Exercise brief: Can you transcribe every line exactly and leave the pictures behind?

Provided material:
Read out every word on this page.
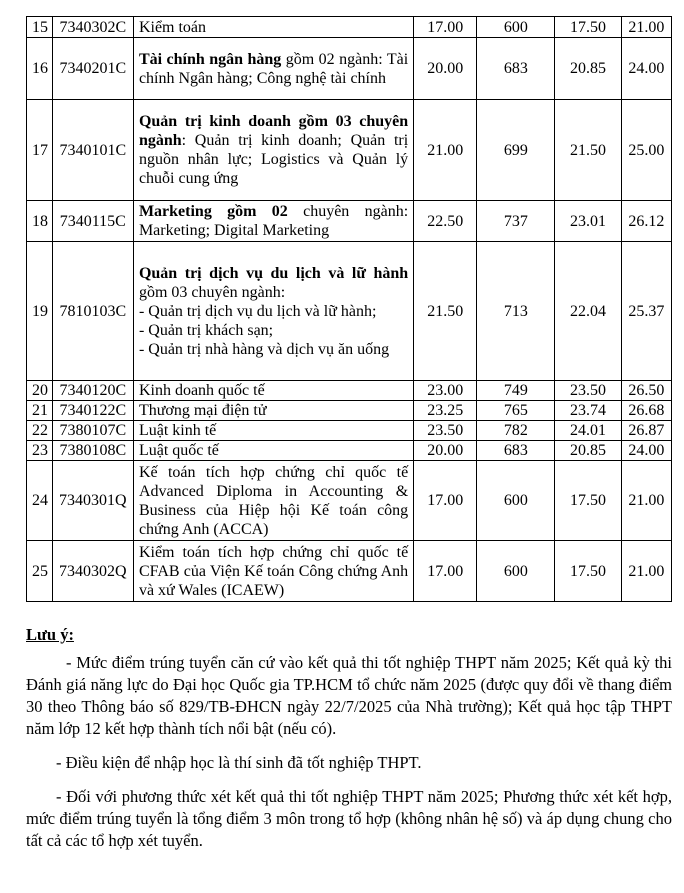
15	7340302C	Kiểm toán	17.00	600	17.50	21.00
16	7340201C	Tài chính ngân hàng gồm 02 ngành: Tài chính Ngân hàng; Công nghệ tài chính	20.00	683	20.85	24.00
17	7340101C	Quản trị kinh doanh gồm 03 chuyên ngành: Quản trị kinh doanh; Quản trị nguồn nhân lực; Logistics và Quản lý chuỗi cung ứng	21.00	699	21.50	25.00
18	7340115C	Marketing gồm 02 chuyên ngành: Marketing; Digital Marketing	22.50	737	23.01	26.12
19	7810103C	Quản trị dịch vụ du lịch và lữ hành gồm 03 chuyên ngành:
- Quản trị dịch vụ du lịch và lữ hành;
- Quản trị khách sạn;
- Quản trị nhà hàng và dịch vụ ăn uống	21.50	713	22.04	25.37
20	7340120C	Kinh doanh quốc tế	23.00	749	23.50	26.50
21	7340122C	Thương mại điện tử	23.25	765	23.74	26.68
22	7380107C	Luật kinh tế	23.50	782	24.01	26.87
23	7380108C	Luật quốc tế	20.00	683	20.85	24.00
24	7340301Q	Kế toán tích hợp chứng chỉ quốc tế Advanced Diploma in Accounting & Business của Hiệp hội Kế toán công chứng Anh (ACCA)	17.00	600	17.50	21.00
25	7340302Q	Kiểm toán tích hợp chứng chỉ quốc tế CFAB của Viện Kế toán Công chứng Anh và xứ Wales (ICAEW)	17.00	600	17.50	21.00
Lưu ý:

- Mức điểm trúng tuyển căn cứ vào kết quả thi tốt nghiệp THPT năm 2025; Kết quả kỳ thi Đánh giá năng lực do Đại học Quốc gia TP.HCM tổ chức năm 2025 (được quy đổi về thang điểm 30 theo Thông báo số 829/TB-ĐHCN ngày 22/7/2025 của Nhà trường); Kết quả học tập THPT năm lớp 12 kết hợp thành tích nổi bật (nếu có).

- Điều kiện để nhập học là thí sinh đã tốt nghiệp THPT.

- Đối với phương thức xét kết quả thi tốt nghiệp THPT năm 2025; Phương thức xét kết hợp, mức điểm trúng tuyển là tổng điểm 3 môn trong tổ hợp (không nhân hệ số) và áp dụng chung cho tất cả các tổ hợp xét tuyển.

Solution for this task:
Read out every word on this page.
15	7340302C	Kiểm toán	17.00	600	17.50	21.00
16	7340201C	Tài chính ngân hàng gồm 02 ngành: Tài chính Ngân hàng; Công nghệ tài chính	20.00	683	20.85	24.00
17	7340101C	Quản trị kinh doanh gồm 03 chuyên ngành: Quản trị kinh doanh; Quản trị nguồn nhân lực; Logistics và Quản lý chuỗi cung ứng	21.00	699	21.50	25.00
18	7340115C	Marketing gồm 02 chuyên ngành: Marketing; Digital Marketing	22.50	737	23.01	26.12
19	7810103C	Quản trị dịch vụ du lịch và lữ hành gồm 03 chuyên ngành:
- Quản trị dịch vụ du lịch và lữ hành;
- Quản trị khách sạn;
- Quản trị nhà hàng và dịch vụ ăn uống	21.50	713	22.04	25.37
20	7340120C	Kinh doanh quốc tế	23.00	749	23.50	26.50
21	7340122C	Thương mại điện tử	23.25	765	23.74	26.68
22	7380107C	Luật kinh tế	23.50	782	24.01	26.87
23	7380108C	Luật quốc tế	20.00	683	20.85	24.00
24	7340301Q	Kế toán tích hợp chứng chỉ quốc tế Advanced Diploma in Accounting & Business của Hiệp hội Kế toán công chứng Anh (ACCA)	17.00	600	17.50	21.00
25	7340302Q	Kiểm toán tích hợp chứng chỉ quốc tế CFAB của Viện Kế toán Công chứng Anh và xứ Wales (ICAEW)	17.00	600	17.50	21.00
Lưu ý:

- Mức điểm trúng tuyển căn cứ vào kết quả thi tốt nghiệp THPT năm 2025; Kết quả kỳ thi Đánh giá năng lực do Đại học Quốc gia TP.HCM tổ chức năm 2025 (được quy đổi về thang điểm 30 theo Thông báo số 829/TB-ĐHCN ngày 22/7/2025 của Nhà trường); Kết quả học tập THPT năm lớp 12 kết hợp thành tích nổi bật (nếu có).

- Điều kiện để nhập học là thí sinh đã tốt nghiệp THPT.

- Đối với phương thức xét kết quả thi tốt nghiệp THPT năm 2025; Phương thức xét kết hợp, mức điểm trúng tuyển là tổng điểm 3 môn trong tổ hợp (không nhân hệ số) và áp dụng chung cho tất cả các tổ hợp xét tuyển.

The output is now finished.